[Data entries]
★ ★ ★

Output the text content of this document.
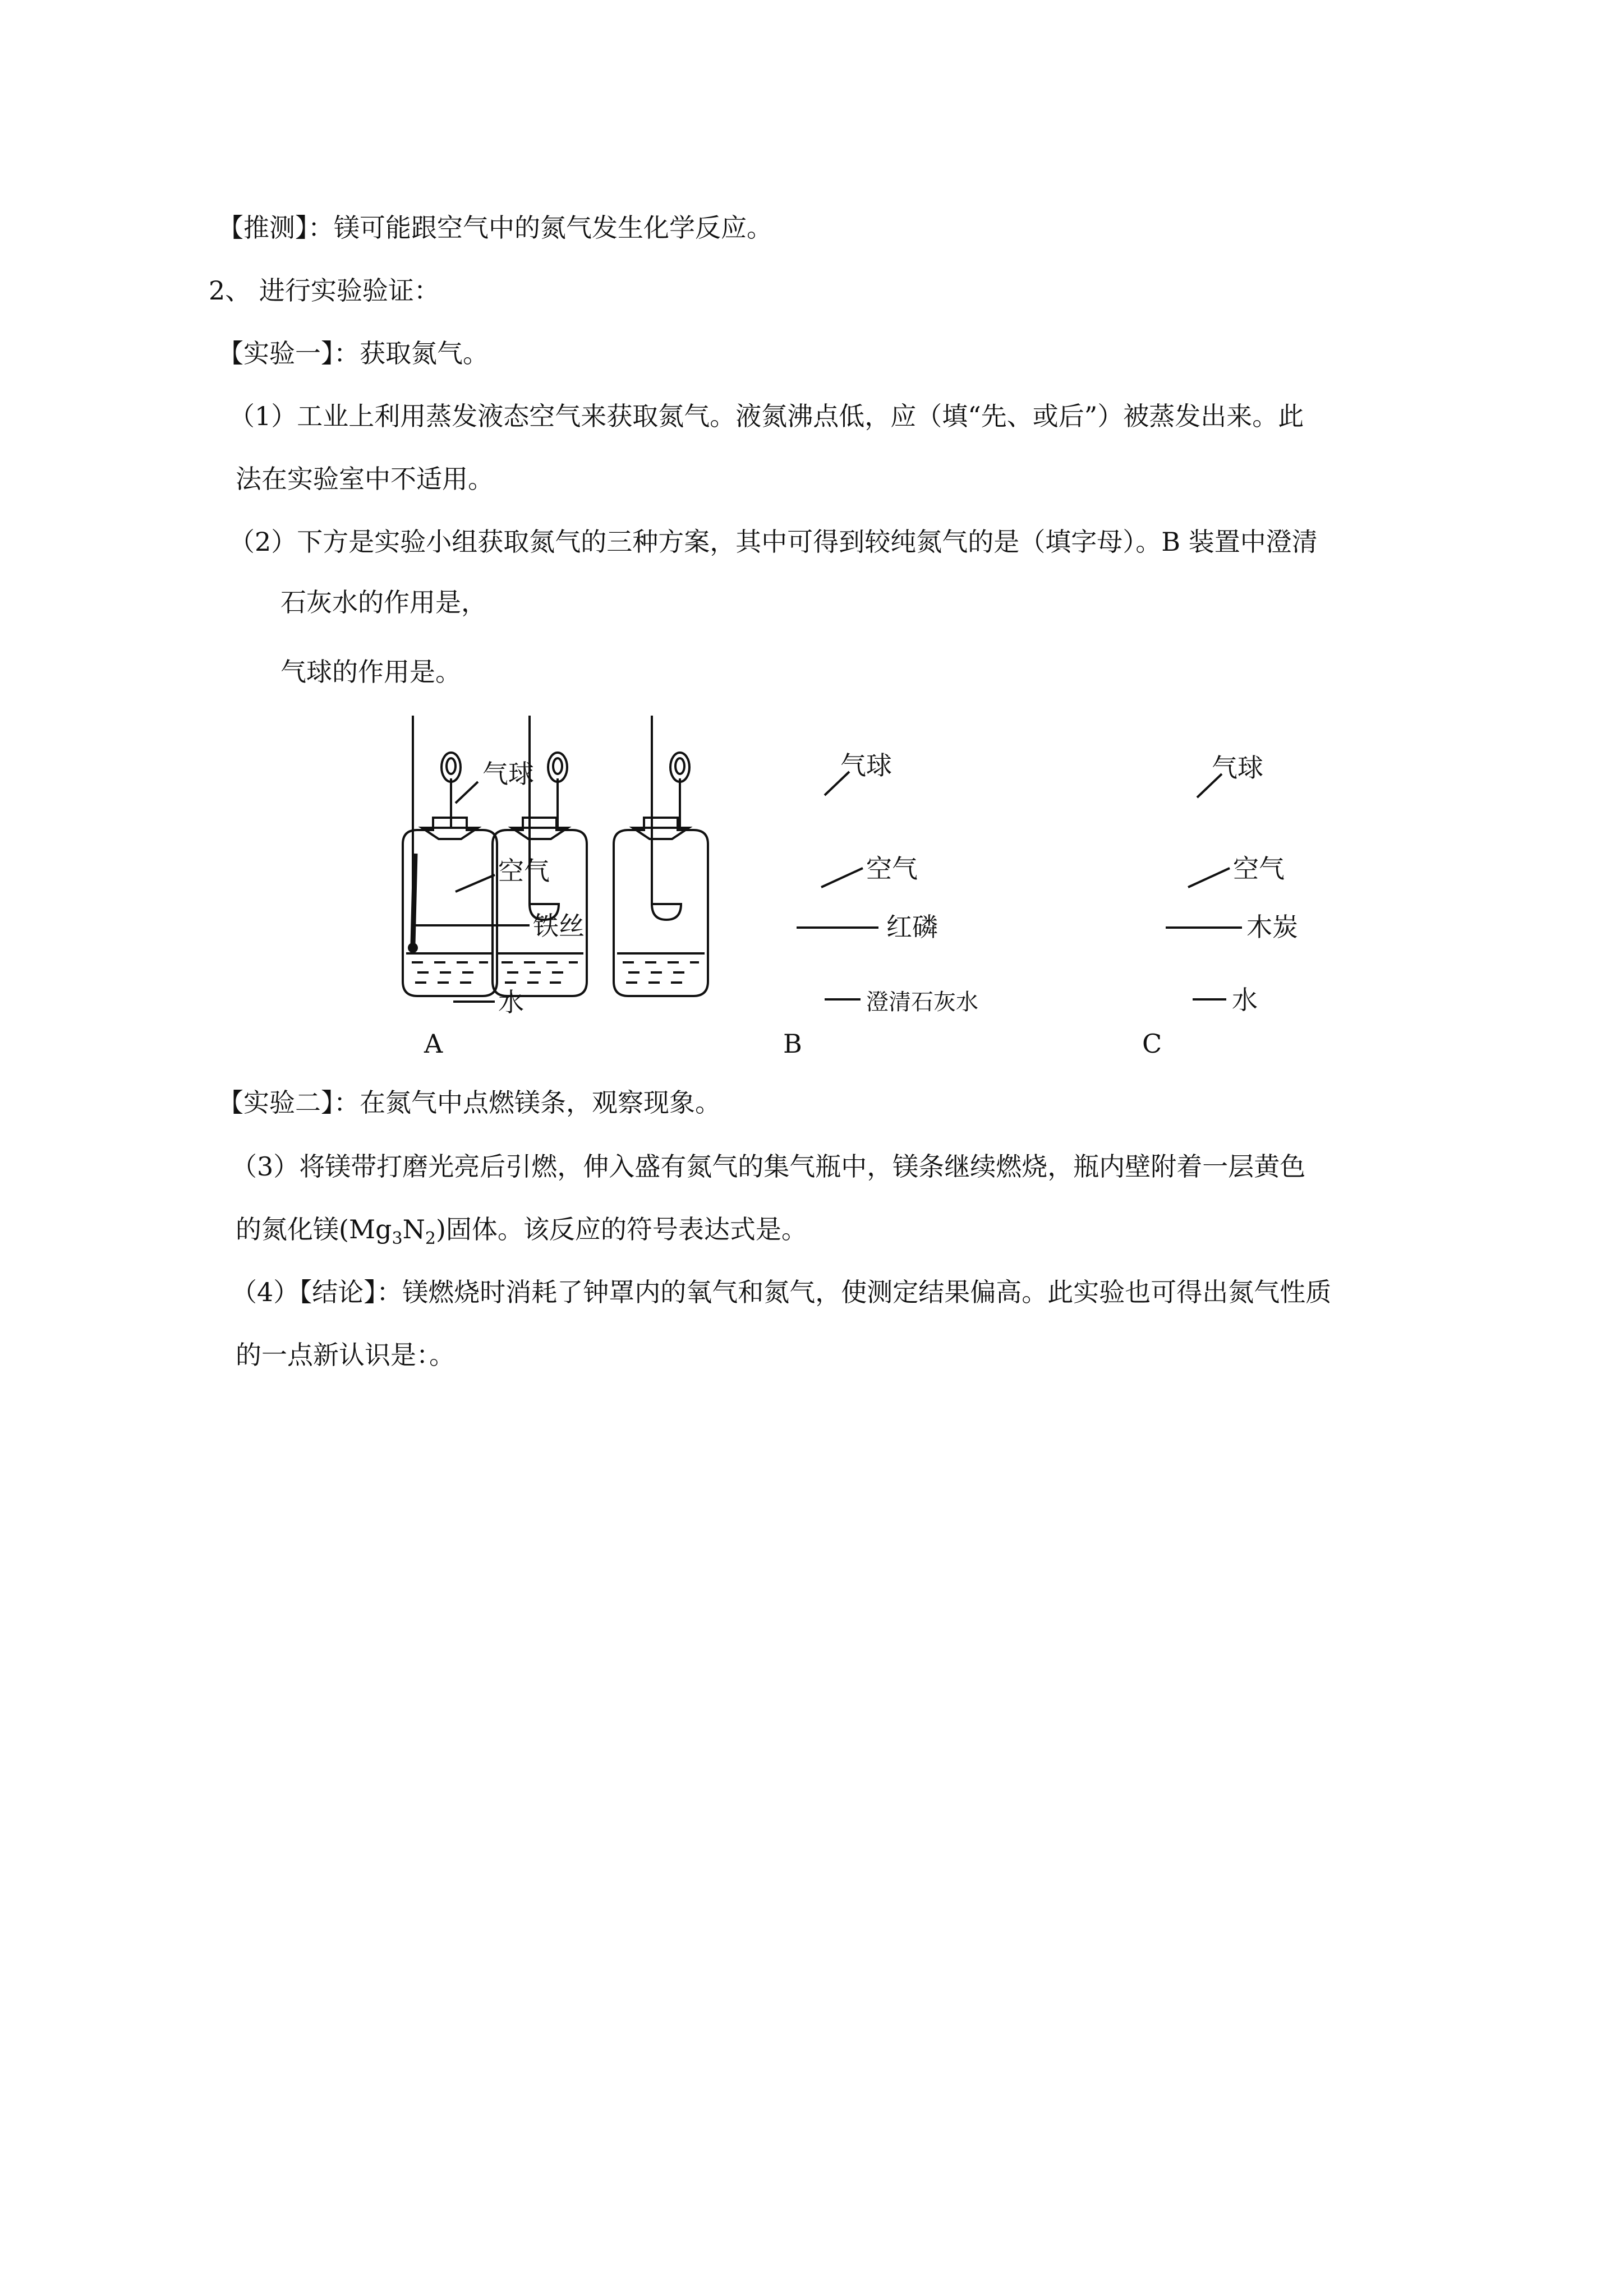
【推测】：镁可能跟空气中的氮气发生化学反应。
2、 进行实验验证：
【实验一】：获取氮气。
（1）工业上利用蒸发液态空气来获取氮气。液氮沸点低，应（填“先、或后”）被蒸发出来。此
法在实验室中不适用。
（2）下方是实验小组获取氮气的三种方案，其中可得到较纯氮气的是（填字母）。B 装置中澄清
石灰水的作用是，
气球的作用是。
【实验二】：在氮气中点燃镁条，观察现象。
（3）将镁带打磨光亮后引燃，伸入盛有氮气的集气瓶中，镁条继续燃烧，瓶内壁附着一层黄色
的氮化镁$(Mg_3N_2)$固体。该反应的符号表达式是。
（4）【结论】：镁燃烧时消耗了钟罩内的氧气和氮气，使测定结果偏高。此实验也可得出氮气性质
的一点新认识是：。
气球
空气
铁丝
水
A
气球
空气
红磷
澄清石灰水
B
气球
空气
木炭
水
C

★ ★ ★

> Problem to solve
Print the listing above in full, exactly as written. Omit any pictures.

> Task answer
Output the text content of this document.
【推测】：镁可能跟空气中的氮气发生化学反应。
2、 进行实验验证：
【实验一】：获取氮气。
（1）工业上利用蒸发液态空气来获取氮气。液氮沸点低，应（填“先、或后”）被蒸发出来。此
法在实验室中不适用。
（2）下方是实验小组获取氮气的三种方案，其中可得到较纯氮气的是（填字母）。B 装置中澄清
石灰水的作用是，
气球的作用是。
【实验二】：在氮气中点燃镁条，观察现象。
（3）将镁带打磨光亮后引燃，伸入盛有氮气的集气瓶中，镁条继续燃烧，瓶内壁附着一层黄色
的氮化镁$(Mg_3N_2)$固体。该反应的符号表达式是。
（4）【结论】：镁燃烧时消耗了钟罩内的氧气和氮气，使测定结果偏高。此实验也可得出氮气性质
的一点新认识是：。
气球
空气
铁丝
水
A
气球
空气
红磷
澄清石灰水
B
气球
空气
木炭
水
C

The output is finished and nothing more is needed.